▼▼▼
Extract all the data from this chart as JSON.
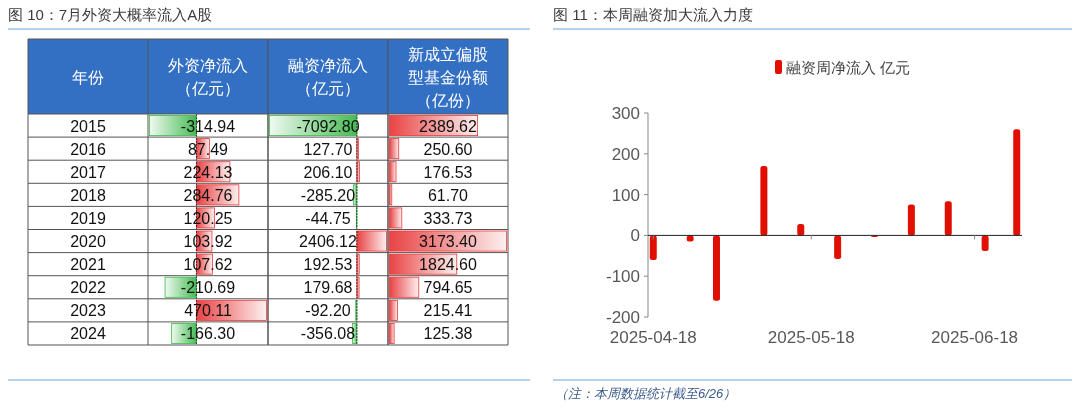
{
  "chart_data": [
    {
      "type": "bar",
      "orientation": "horizontal",
      "title": "图 10：7月外资大概率流入A股",
      "ylabel": "年份",
      "tick_labels": "y",
      "categories": [
        "2015",
        "2016",
        "2017",
        "2018",
        "2019",
        "2020",
        "2021",
        "2022",
        "2023",
        "2024"
      ],
      "series": [
        {
          "name": "外资净流入（亿元）",
          "values": [
            -314.94,
            87.49,
            224.13,
            284.76,
            120.25,
            103.92,
            107.62,
            -210.69,
            470.11,
            -166.3
          ],
          "value_labels": [
            "-314.94",
            "87.49",
            "224.13",
            "284.76",
            "120.25",
            "103.92",
            "107.62",
            "-210.69",
            "470.11",
            "-166.30"
          ],
          "colors": [
            "#3cb84a",
            "#e8393a",
            "#e8393a",
            "#e8393a",
            "#e8393a",
            "#e8393a",
            "#e8393a",
            "#3cb84a",
            "#e8393a",
            "#3cb84a"
          ]
        }
      ]
    },
    {
      "type": "bar",
      "orientation": "horizontal",
      "tick_labels": false,
      "categories": [
        "2015",
        "2016",
        "2017",
        "2018",
        "2019",
        "2020",
        "2021",
        "2022",
        "2023",
        "2024"
      ],
      "series": [
        {
          "name": "融资净流入（亿元）",
          "values": [
            -7092.8,
            127.7,
            206.1,
            -285.2,
            -44.75,
            2406.12,
            192.53,
            179.68,
            -92.2,
            -356.08
          ],
          "value_labels": [
            "-7092.80",
            "127.70",
            "206.10",
            "-285.20",
            "-44.75",
            "2406.12",
            "192.53",
            "179.68",
            "-92.20",
            "-356.08"
          ],
          "colors": [
            "#3cb84a",
            "#e8393a",
            "#e8393a",
            "#3cb84a",
            "#3cb84a",
            "#e8393a",
            "#e8393a",
            "#e8393a",
            "#3cb84a",
            "#3cb84a"
          ]
        }
      ]
    },
    {
      "type": "bar",
      "orientation": "horizontal",
      "tick_labels": false,
      "categories": [
        "2015",
        "2016",
        "2017",
        "2018",
        "2019",
        "2020",
        "2021",
        "2022",
        "2023",
        "2024"
      ],
      "series": [
        {
          "name": "新成立偏股型基金份额（亿份）",
          "values": [
            2389.62,
            250.6,
            176.53,
            61.7,
            333.73,
            3173.4,
            1824.6,
            794.65,
            215.41,
            125.38
          ],
          "value_labels": [
            "2389.62",
            "250.60",
            "176.53",
            "61.70",
            "333.73",
            "3173.40",
            "1824.60",
            "794.65",
            "215.41",
            "125.38"
          ],
          "colors": [
            "#e8393a",
            "#e8393a",
            "#e8393a",
            "#e8393a",
            "#e8393a",
            "#e8393a",
            "#e8393a",
            "#e8393a",
            "#e8393a",
            "#e8393a"
          ]
        }
      ]
    },
    {
      "type": "bar",
      "title": "图 11：本周融资加大流入力度",
      "x": [
        "2025-04-18",
        "2025-04-25",
        "2025-04-30",
        "2025-05-09",
        "2025-05-16",
        "2025-05-23",
        "2025-05-30",
        "2025-06-06",
        "2025-06-13",
        "2025-06-20",
        "2025-06-26"
      ],
      "series": [
        {
          "name": "融资周净流入 亿元",
          "color": "#e00f00",
          "values": [
            -60,
            -15,
            -160,
            170,
            28,
            -58,
            -4,
            76,
            84,
            -38,
            260
          ]
        }
      ],
      "xlim": [
        "2025-04-17",
        "2025-06-27"
      ],
      "xticks": [
        "2025-04-18",
        "2025-05-18",
        "2025-06-18"
      ],
      "ylim": [
        -200,
        300
      ],
      "yticks": [
        -200,
        -100,
        0,
        100,
        200,
        300
      ],
      "legend": "top",
      "annotations": [
        "（注：本周数据统计截至6/26）"
      ]
    }
  ]
}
▲▲▲
* [TASK REQUIREMENTS]:
Reproduce the material word for word. Any pictures should be left out of the copy.

* [RESULT OF THIS EXERCISE]:
Extract all the data from this chart as JSON.
{
  "chart_data": [
    {
      "type": "bar",
      "orientation": "horizontal",
      "title": "图 10：7月外资大概率流入A股",
      "ylabel": "年份",
      "tick_labels": "y",
      "categories": [
        "2015",
        "2016",
        "2017",
        "2018",
        "2019",
        "2020",
        "2021",
        "2022",
        "2023",
        "2024"
      ],
      "series": [
        {
          "name": "外资净流入（亿元）",
          "values": [
            -314.94,
            87.49,
            224.13,
            284.76,
            120.25,
            103.92,
            107.62,
            -210.69,
            470.11,
            -166.3
          ],
          "value_labels": [
            "-314.94",
            "87.49",
            "224.13",
            "284.76",
            "120.25",
            "103.92",
            "107.62",
            "-210.69",
            "470.11",
            "-166.30"
          ],
          "colors": [
            "#3cb84a",
            "#e8393a",
            "#e8393a",
            "#e8393a",
            "#e8393a",
            "#e8393a",
            "#e8393a",
            "#3cb84a",
            "#e8393a",
            "#3cb84a"
          ]
        }
      ]
    },
    {
      "type": "bar",
      "orientation": "horizontal",
      "tick_labels": false,
      "categories": [
        "2015",
        "2016",
        "2017",
        "2018",
        "2019",
        "2020",
        "2021",
        "2022",
        "2023",
        "2024"
      ],
      "series": [
        {
          "name": "融资净流入（亿元）",
          "values": [
            -7092.8,
            127.7,
            206.1,
            -285.2,
            -44.75,
            2406.12,
            192.53,
            179.68,
            -92.2,
            -356.08
          ],
          "value_labels": [
            "-7092.80",
            "127.70",
            "206.10",
            "-285.20",
            "-44.75",
            "2406.12",
            "192.53",
            "179.68",
            "-92.20",
            "-356.08"
          ],
          "colors": [
            "#3cb84a",
            "#e8393a",
            "#e8393a",
            "#3cb84a",
            "#3cb84a",
            "#e8393a",
            "#e8393a",
            "#e8393a",
            "#3cb84a",
            "#3cb84a"
          ]
        }
      ]
    },
    {
      "type": "bar",
      "orientation": "horizontal",
      "tick_labels": false,
      "categories": [
        "2015",
        "2016",
        "2017",
        "2018",
        "2019",
        "2020",
        "2021",
        "2022",
        "2023",
        "2024"
      ],
      "series": [
        {
          "name": "新成立偏股型基金份额（亿份）",
          "values": [
            2389.62,
            250.6,
            176.53,
            61.7,
            333.73,
            3173.4,
            1824.6,
            794.65,
            215.41,
            125.38
          ],
          "value_labels": [
            "2389.62",
            "250.60",
            "176.53",
            "61.70",
            "333.73",
            "3173.40",
            "1824.60",
            "794.65",
            "215.41",
            "125.38"
          ],
          "colors": [
            "#e8393a",
            "#e8393a",
            "#e8393a",
            "#e8393a",
            "#e8393a",
            "#e8393a",
            "#e8393a",
            "#e8393a",
            "#e8393a",
            "#e8393a"
          ]
        }
      ]
    },
    {
      "type": "bar",
      "title": "图 11：本周融资加大流入力度",
      "x": [
        "2025-04-18",
        "2025-04-25",
        "2025-04-30",
        "2025-05-09",
        "2025-05-16",
        "2025-05-23",
        "2025-05-30",
        "2025-06-06",
        "2025-06-13",
        "2025-06-20",
        "2025-06-26"
      ],
      "series": [
        {
          "name": "融资周净流入 亿元",
          "color": "#e00f00",
          "values": [
            -60,
            -15,
            -160,
            170,
            28,
            -58,
            -4,
            76,
            84,
            -38,
            260
          ]
        }
      ],
      "xlim": [
        "2025-04-17",
        "2025-06-27"
      ],
      "xticks": [
        "2025-04-18",
        "2025-05-18",
        "2025-06-18"
      ],
      "ylim": [
        -200,
        300
      ],
      "yticks": [
        -200,
        -100,
        0,
        100,
        200,
        300
      ],
      "legend": "top",
      "annotations": [
        "（注：本周数据统计截至6/26）"
      ]
    }
  ]
}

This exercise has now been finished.